- _Aim_:
From the entries below, pull out each line where "screenshot" appears.

-- Begin Records shown --

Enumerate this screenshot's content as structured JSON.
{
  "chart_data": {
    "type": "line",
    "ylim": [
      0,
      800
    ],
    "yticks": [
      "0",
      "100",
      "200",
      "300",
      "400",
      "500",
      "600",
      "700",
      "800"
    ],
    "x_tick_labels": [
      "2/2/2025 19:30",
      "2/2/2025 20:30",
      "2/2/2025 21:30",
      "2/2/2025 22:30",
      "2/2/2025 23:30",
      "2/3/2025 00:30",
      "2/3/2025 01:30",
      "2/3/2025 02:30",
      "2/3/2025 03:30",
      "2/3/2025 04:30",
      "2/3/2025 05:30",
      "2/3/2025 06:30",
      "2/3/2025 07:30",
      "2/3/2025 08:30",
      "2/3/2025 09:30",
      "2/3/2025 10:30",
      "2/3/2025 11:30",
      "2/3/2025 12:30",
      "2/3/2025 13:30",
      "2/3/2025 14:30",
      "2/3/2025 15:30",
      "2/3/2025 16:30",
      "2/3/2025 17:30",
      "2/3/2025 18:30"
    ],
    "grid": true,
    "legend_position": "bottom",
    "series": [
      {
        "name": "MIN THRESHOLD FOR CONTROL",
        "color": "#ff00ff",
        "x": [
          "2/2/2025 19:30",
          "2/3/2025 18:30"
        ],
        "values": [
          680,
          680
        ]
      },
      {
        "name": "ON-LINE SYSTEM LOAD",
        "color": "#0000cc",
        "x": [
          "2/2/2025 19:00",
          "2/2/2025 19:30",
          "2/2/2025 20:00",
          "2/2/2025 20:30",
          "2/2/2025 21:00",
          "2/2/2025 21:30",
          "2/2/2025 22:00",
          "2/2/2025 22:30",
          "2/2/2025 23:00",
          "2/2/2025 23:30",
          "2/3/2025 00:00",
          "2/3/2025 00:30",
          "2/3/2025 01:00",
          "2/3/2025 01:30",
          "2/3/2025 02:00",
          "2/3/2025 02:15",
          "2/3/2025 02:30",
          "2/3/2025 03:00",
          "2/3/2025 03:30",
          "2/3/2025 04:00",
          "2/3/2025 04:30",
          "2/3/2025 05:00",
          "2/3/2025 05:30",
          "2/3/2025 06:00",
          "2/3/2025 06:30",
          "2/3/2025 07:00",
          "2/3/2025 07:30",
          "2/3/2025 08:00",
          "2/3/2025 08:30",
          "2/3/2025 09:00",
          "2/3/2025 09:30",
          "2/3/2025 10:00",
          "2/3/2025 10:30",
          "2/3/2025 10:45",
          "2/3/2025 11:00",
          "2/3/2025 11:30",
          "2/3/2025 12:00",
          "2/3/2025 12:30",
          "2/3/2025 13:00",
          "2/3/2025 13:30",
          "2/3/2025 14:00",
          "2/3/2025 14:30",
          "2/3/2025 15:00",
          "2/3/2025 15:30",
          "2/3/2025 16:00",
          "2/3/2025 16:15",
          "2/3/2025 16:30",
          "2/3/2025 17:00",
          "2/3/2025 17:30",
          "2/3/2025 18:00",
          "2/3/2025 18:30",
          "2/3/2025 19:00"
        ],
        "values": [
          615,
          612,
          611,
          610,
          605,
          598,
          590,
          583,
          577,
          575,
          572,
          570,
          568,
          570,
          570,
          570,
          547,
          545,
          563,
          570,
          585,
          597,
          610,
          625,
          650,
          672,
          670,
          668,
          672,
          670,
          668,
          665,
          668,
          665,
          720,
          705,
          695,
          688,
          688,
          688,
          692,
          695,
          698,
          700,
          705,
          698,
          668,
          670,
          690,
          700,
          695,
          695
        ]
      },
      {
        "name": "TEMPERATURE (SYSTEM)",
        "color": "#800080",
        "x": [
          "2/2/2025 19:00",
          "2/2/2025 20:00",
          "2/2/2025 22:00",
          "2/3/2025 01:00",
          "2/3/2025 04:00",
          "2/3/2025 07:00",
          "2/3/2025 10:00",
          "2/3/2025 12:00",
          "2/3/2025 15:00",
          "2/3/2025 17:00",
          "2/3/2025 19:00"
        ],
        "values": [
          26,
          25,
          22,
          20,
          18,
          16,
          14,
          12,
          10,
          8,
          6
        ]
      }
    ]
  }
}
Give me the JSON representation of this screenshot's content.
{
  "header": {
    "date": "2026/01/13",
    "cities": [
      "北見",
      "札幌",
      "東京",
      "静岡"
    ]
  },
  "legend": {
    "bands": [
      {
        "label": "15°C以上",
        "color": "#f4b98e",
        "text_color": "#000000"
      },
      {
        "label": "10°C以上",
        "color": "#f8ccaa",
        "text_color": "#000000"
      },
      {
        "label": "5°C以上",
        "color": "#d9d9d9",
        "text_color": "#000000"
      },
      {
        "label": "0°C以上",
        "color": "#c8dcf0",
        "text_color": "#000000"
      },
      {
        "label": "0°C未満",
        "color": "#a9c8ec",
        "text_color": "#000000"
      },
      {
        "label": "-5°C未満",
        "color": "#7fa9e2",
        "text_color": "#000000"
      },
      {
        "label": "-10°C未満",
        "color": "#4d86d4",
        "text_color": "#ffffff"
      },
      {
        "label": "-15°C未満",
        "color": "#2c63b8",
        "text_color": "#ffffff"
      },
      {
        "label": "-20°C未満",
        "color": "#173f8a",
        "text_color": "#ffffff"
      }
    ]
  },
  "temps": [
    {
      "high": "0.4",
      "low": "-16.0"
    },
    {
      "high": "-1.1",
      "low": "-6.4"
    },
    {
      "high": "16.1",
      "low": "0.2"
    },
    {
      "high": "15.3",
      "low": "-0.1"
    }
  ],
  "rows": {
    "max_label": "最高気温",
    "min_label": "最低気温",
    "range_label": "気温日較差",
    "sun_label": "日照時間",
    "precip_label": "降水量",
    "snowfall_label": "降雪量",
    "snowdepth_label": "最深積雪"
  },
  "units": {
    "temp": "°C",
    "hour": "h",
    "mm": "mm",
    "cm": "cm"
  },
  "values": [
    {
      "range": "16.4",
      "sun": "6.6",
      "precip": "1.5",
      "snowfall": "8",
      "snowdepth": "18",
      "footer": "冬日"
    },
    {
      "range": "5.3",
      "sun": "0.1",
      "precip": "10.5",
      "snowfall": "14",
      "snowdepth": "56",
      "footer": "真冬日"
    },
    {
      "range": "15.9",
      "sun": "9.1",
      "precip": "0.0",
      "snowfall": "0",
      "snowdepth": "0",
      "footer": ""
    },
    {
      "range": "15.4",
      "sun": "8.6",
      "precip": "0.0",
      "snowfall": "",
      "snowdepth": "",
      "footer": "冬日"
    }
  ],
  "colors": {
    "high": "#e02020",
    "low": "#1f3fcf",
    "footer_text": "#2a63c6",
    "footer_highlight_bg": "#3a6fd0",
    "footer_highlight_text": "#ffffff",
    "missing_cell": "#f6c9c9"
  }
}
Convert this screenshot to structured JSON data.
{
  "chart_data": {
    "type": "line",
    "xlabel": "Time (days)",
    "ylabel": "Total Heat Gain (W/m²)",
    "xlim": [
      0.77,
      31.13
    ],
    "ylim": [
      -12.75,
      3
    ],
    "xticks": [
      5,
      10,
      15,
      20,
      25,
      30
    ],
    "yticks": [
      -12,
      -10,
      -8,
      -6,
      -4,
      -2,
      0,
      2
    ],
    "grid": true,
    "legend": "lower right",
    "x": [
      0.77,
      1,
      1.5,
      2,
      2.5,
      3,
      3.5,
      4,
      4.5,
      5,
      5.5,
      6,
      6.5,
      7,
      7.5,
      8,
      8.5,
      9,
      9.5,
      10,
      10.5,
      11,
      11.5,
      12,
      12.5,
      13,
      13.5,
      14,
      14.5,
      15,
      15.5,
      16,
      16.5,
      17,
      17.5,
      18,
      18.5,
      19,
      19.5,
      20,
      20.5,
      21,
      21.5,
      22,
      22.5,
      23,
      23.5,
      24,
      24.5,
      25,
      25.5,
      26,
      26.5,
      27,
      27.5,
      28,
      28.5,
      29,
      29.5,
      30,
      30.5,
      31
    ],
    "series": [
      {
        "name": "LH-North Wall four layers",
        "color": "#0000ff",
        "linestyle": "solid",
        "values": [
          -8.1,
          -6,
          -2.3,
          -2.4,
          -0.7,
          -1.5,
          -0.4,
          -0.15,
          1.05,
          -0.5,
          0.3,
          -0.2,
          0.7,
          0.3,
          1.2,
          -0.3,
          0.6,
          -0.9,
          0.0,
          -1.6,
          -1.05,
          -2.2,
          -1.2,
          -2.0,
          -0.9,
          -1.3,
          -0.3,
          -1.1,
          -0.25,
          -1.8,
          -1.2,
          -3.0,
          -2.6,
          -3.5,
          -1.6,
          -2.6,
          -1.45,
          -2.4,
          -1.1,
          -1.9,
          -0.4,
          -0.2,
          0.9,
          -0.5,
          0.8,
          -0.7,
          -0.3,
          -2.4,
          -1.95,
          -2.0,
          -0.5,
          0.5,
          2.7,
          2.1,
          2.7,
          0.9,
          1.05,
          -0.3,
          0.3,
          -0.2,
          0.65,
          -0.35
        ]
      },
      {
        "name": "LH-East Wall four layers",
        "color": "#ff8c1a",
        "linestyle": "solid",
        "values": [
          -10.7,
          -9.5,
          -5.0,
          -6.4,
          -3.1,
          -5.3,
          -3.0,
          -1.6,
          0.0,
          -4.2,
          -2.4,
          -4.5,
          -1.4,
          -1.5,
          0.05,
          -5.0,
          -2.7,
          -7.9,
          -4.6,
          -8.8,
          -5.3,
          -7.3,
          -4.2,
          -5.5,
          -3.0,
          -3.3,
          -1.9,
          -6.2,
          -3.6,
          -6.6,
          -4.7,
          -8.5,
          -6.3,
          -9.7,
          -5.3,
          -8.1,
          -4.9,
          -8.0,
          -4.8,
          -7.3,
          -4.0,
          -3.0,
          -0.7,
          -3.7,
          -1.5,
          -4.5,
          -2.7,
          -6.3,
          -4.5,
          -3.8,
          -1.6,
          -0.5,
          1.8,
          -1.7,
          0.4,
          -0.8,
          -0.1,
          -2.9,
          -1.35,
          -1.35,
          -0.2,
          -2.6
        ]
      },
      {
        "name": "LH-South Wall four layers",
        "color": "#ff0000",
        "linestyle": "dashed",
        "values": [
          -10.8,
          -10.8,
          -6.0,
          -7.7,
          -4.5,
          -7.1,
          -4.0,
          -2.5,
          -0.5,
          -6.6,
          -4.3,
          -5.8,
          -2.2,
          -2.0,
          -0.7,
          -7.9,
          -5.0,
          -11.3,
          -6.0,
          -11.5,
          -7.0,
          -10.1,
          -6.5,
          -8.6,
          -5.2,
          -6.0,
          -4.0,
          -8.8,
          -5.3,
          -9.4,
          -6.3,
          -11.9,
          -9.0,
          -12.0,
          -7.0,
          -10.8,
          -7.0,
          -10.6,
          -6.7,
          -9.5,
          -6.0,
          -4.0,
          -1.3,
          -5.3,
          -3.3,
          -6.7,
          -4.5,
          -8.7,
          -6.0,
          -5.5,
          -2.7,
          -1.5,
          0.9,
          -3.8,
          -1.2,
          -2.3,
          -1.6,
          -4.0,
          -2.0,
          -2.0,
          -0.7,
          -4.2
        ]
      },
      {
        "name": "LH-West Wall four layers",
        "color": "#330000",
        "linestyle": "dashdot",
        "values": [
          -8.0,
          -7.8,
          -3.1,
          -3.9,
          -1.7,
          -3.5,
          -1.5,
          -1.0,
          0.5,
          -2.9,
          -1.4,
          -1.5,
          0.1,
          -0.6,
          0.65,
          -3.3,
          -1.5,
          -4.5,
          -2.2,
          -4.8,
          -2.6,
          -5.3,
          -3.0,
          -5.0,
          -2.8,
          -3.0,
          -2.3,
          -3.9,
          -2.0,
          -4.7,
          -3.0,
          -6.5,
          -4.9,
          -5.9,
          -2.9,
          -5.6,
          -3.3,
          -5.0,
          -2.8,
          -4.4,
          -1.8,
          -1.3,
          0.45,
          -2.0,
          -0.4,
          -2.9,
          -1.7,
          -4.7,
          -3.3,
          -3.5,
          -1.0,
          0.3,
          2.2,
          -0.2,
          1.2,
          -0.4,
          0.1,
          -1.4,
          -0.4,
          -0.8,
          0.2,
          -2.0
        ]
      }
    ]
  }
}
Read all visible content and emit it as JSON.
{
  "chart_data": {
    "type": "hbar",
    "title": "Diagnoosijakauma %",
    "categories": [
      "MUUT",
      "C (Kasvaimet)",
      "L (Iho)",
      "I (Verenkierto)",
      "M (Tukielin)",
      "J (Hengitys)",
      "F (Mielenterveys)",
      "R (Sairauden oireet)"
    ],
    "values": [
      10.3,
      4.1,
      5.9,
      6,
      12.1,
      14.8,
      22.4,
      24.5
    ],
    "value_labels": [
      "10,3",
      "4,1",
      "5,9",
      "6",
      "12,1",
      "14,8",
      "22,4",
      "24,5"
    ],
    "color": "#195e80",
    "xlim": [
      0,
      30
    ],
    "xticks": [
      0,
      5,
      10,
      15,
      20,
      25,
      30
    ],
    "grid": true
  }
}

-- End Records shown --

- _Solution for this task_:
Enumerate this screenshot's content as structured JSON.
Give me the JSON representation of this screenshot's content.
Convert this screenshot to structured JSON data.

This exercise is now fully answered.